Transcribe word for word each line from the one containing "What text is on this page?" to the final line of the data, both included. Skip the pictures.

● ● ● ●

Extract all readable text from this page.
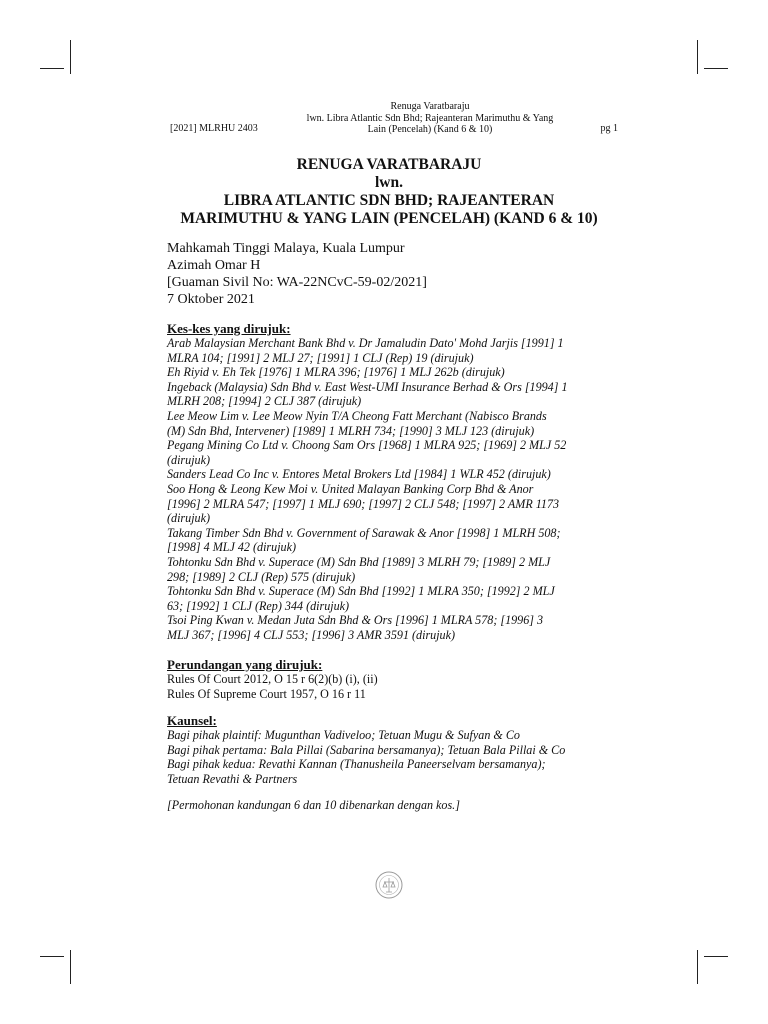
[2021] MLRHU 2403
Renuga Varatbaraju
lwn. Libra Atlantic Sdn Bhd; Rajeanteran Marimuthu & Yang
Lain (Pencelah) (Kand 6 & 10)	pg 1
RENUGA VARATBARAJU
lwn.
LIBRA ATLANTIC SDN BHD; RAJEANTERAN
MARIMUTHU & YANG LAIN (PENCELAH) (KAND 6 & 10)
Mahkamah Tinggi Malaya, Kuala Lumpur
Azimah Omar H
[Guaman Sivil No: WA-22NCvC-59-02/2021]
7 Oktober 2021
Kes-kes yang dirujuk:
Arab Malaysian Merchant Bank Bhd v. Dr Jamaludin Dato' Mohd Jarjis [1991] 1
MLRA 104; [1991] 2 MLJ 27; [1991] 1 CLJ (Rep) 19 (dirujuk)
Eh Riyid v. Eh Tek [1976] 1 MLRA 396; [1976] 1 MLJ 262b (dirujuk)
Ingeback (Malaysia) Sdn Bhd v. East West-UMI Insurance Berhad & Ors [1994] 1
MLRH 208; [1994] 2 CLJ 387 (dirujuk)
Lee Meow Lim v. Lee Meow Nyin T/A Cheong Fatt Merchant (Nabisco Brands
(M) Sdn Bhd, Intervener) [1989] 1 MLRH 734; [1990] 3 MLJ 123 (dirujuk)
Pegang Mining Co Ltd v. Choong Sam Ors [1968] 1 MLRA 925; [1969] 2 MLJ 52
(dirujuk)
Sanders Lead Co Inc v. Entores Metal Brokers Ltd [1984] 1 WLR 452 (dirujuk)
Soo Hong & Leong Kew Moi v. United Malayan Banking Corp Bhd & Anor
[1996] 2 MLRA 547; [1997] 1 MLJ 690; [1997] 2 CLJ 548; [1997] 2 AMR 1173
(dirujuk)
Takang Timber Sdn Bhd v. Government of Sarawak & Anor [1998] 1 MLRH 508;
[1998] 4 MLJ 42 (dirujuk)
Tohtonku Sdn Bhd v. Superace (M) Sdn Bhd [1989] 3 MLRH 79; [1989] 2 MLJ
298; [1989] 2 CLJ (Rep) 575 (dirujuk)
Tohtonku Sdn Bhd v. Superace (M) Sdn Bhd [1992] 1 MLRA 350; [1992] 2 MLJ
63; [1992] 1 CLJ (Rep) 344 (dirujuk)
Tsoi Ping Kwan v. Medan Juta Sdn Bhd & Ors [1996] 1 MLRA 578; [1996] 3
MLJ 367; [1996] 4 CLJ 553; [1996] 3 AMR 3591 (dirujuk)
Perundangan yang dirujuk:
Rules Of Court 2012, O 15 r 6(2)(b) (i), (ii)
Rules Of Supreme Court 1957, O 16 r 11
Kaunsel:
Bagi pihak plaintif: Mugunthan Vadiveloo; Tetuan Mugu & Sufyan & Co
Bagi pihak pertama: Bala Pillai (Sabarina bersamanya); Tetuan Bala Pillai & Co
Bagi pihak kedua: Revathi Kannan (Thanusheila Paneerselvam bersamanya);
Tetuan Revathi & Partners
[Permohonan kandungan 6 dan 10 dibenarkan dengan kos.]
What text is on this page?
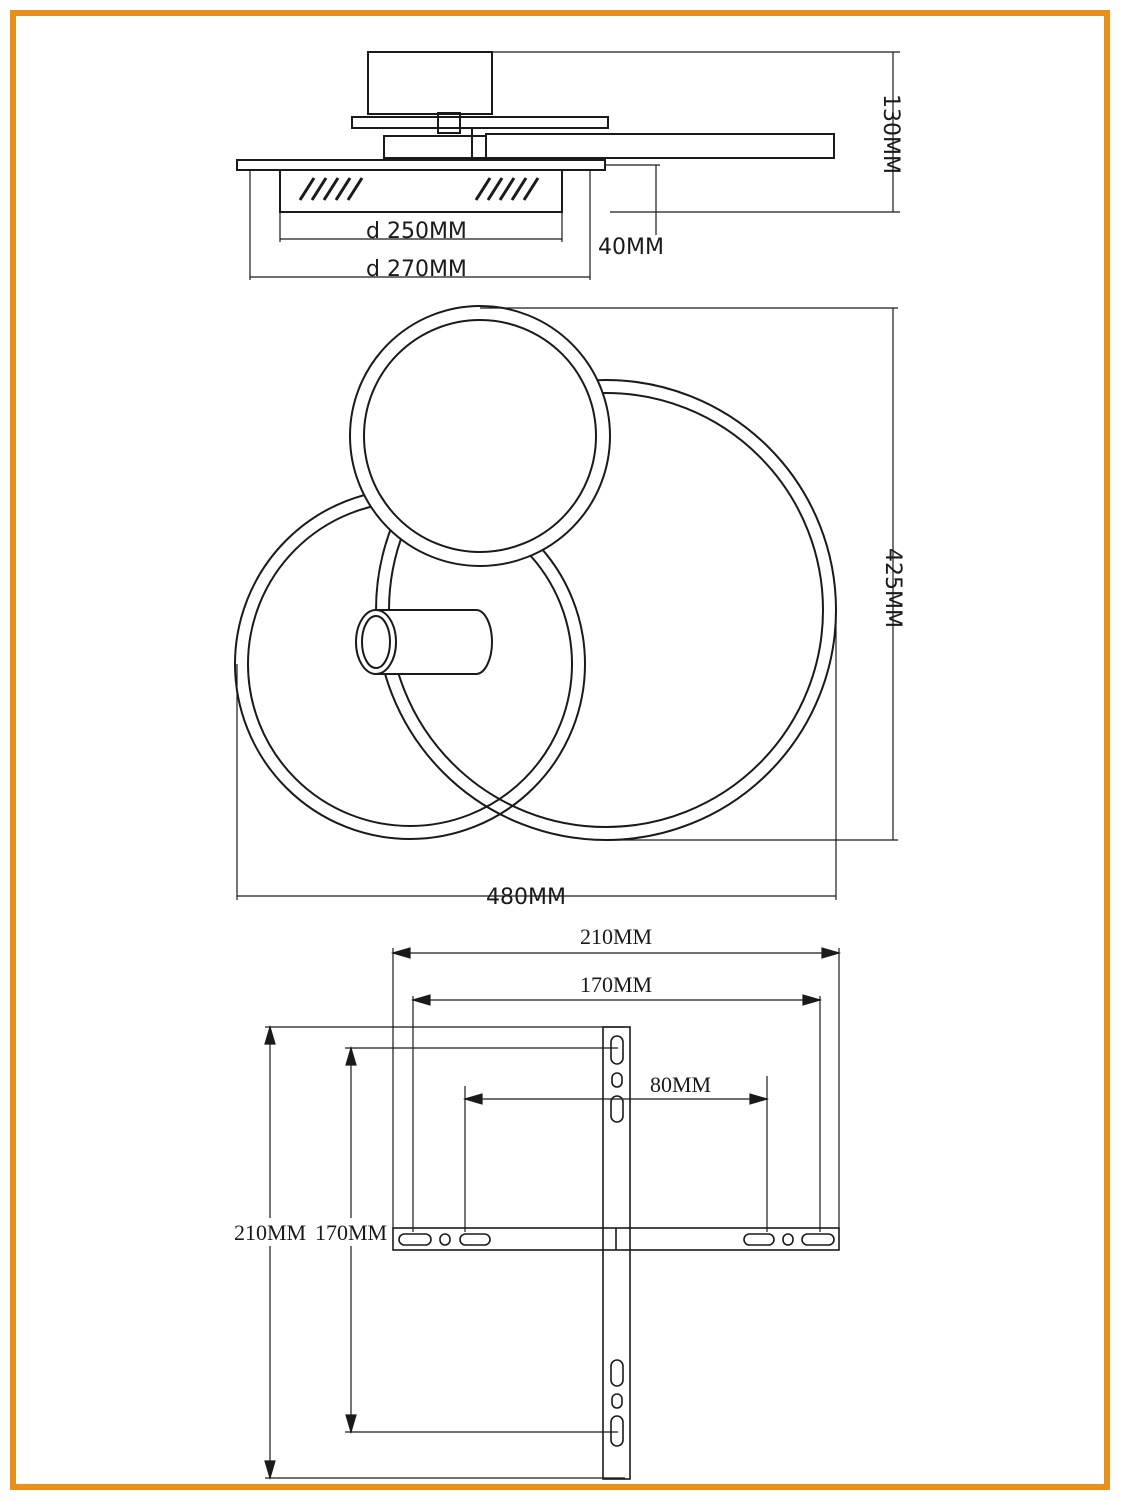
d 250MM
d 270MM
40MM
130MM
425MM
480MM
210MM
170MM
80MM
210MM 170MM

● ● ● ●

TASK OUTPUT —
What text is on this page?
d 250MM
d 270MM
40MM
130MM
425MM
480MM
210MM
170MM
80MM
210MM 170MM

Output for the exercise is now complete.